__Challenge__.
Transcribe the material in full. Nothing should differ except that the pictures are left out.

__Given records__.
- - - - -
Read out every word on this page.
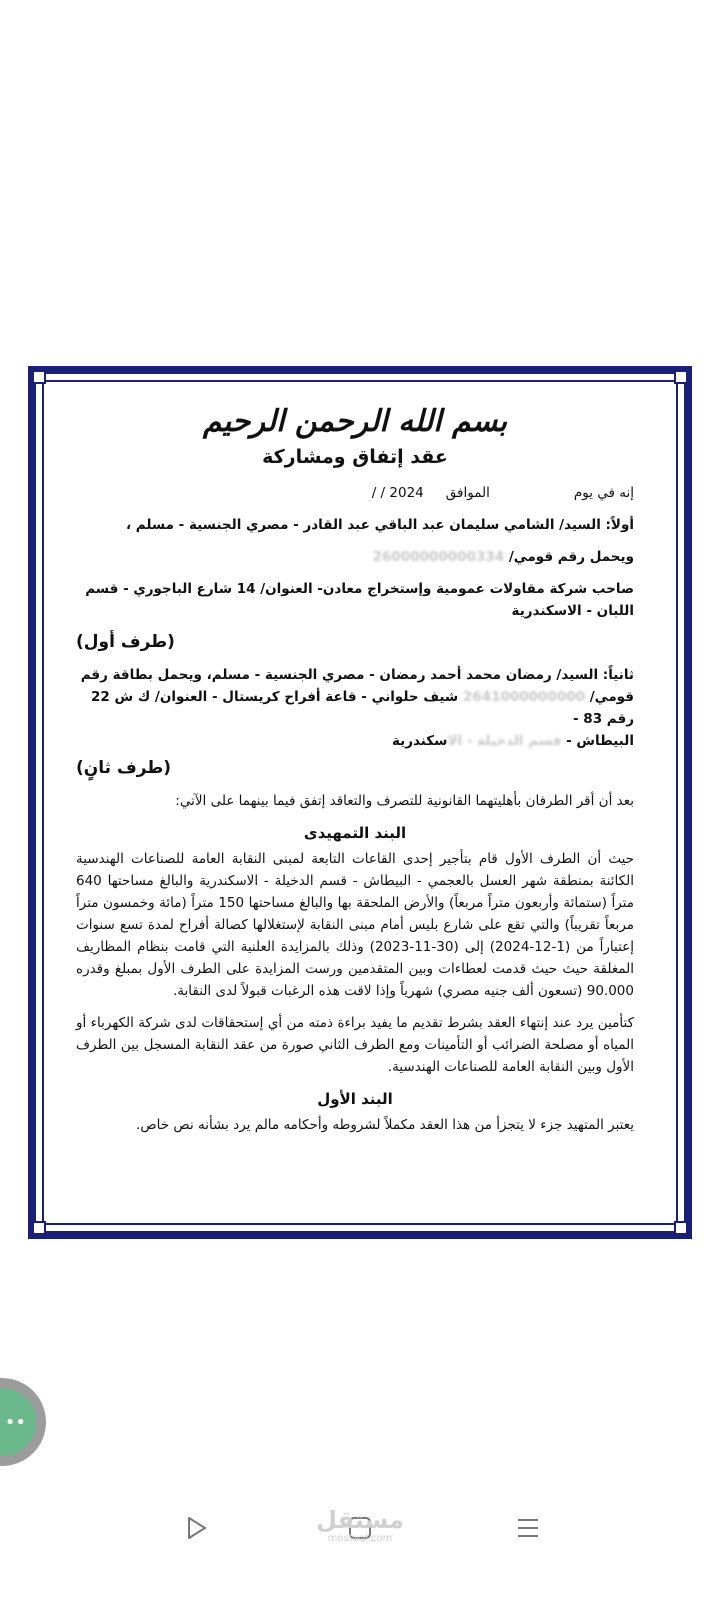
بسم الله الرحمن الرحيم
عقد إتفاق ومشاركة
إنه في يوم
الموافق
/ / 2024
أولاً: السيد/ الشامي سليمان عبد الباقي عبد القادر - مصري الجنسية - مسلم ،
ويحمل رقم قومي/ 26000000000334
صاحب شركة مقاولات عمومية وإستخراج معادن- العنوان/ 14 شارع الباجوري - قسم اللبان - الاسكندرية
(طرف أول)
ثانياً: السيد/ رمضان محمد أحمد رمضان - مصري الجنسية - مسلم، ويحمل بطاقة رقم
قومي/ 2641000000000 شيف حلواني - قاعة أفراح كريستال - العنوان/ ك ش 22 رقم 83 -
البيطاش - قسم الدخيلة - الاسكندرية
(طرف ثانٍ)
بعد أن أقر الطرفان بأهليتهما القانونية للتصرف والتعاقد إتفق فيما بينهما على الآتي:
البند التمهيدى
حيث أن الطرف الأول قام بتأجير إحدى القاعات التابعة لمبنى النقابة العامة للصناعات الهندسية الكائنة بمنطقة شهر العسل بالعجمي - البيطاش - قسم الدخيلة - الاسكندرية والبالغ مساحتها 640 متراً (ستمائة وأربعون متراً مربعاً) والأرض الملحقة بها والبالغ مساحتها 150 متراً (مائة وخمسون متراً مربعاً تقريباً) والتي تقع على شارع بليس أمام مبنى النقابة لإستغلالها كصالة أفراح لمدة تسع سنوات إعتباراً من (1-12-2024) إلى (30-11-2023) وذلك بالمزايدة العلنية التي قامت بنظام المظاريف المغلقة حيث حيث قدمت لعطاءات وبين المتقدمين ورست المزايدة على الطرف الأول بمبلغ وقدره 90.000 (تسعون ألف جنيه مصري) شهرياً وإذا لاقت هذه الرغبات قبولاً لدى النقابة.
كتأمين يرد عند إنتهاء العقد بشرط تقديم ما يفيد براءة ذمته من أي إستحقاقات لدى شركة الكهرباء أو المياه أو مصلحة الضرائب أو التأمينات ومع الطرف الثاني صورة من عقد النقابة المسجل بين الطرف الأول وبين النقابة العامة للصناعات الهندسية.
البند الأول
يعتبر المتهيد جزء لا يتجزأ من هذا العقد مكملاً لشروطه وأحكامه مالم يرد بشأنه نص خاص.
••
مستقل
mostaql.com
- - - - -
__Written solution__.
Read out every word on this page.
بسم الله الرحمن الرحيم
عقد إتفاق ومشاركة
إنه في يوم
الموافق
/ / 2024
أولاً: السيد/ الشامي سليمان عبد الباقي عبد القادر - مصري الجنسية - مسلم ،
ويحمل رقم قومي/ 26000000000334
صاحب شركة مقاولات عمومية وإستخراج معادن- العنوان/ 14 شارع الباجوري - قسم اللبان - الاسكندرية
(طرف أول)
ثانياً: السيد/ رمضان محمد أحمد رمضان - مصري الجنسية - مسلم، ويحمل بطاقة رقم
قومي/ 2641000000000 شيف حلواني - قاعة أفراح كريستال - العنوان/ ك ش 22 رقم 83 -
البيطاش - قسم الدخيلة - الاسكندرية
(طرف ثانٍ)
بعد أن أقر الطرفان بأهليتهما القانونية للتصرف والتعاقد إتفق فيما بينهما على الآتي:
البند التمهيدى
حيث أن الطرف الأول قام بتأجير إحدى القاعات التابعة لمبنى النقابة العامة للصناعات الهندسية الكائنة بمنطقة شهر العسل بالعجمي - البيطاش - قسم الدخيلة - الاسكندرية والبالغ مساحتها 640 متراً (ستمائة وأربعون متراً مربعاً) والأرض الملحقة بها والبالغ مساحتها 150 متراً (مائة وخمسون متراً مربعاً تقريباً) والتي تقع على شارع بليس أمام مبنى النقابة لإستغلالها كصالة أفراح لمدة تسع سنوات إعتباراً من (1-12-2024) إلى (30-11-2023) وذلك بالمزايدة العلنية التي قامت بنظام المظاريف المغلقة حيث حيث قدمت لعطاءات وبين المتقدمين ورست المزايدة على الطرف الأول بمبلغ وقدره 90.000 (تسعون ألف جنيه مصري) شهرياً وإذا لاقت هذه الرغبات قبولاً لدى النقابة.
كتأمين يرد عند إنتهاء العقد بشرط تقديم ما يفيد براءة ذمته من أي إستحقاقات لدى شركة الكهرباء أو المياه أو مصلحة الضرائب أو التأمينات ومع الطرف الثاني صورة من عقد النقابة المسجل بين الطرف الأول وبين النقابة العامة للصناعات الهندسية.
البند الأول
يعتبر المتهيد جزء لا يتجزأ من هذا العقد مكملاً لشروطه وأحكامه مالم يرد بشأنه نص خاص.
••
مستقل
mostaql.com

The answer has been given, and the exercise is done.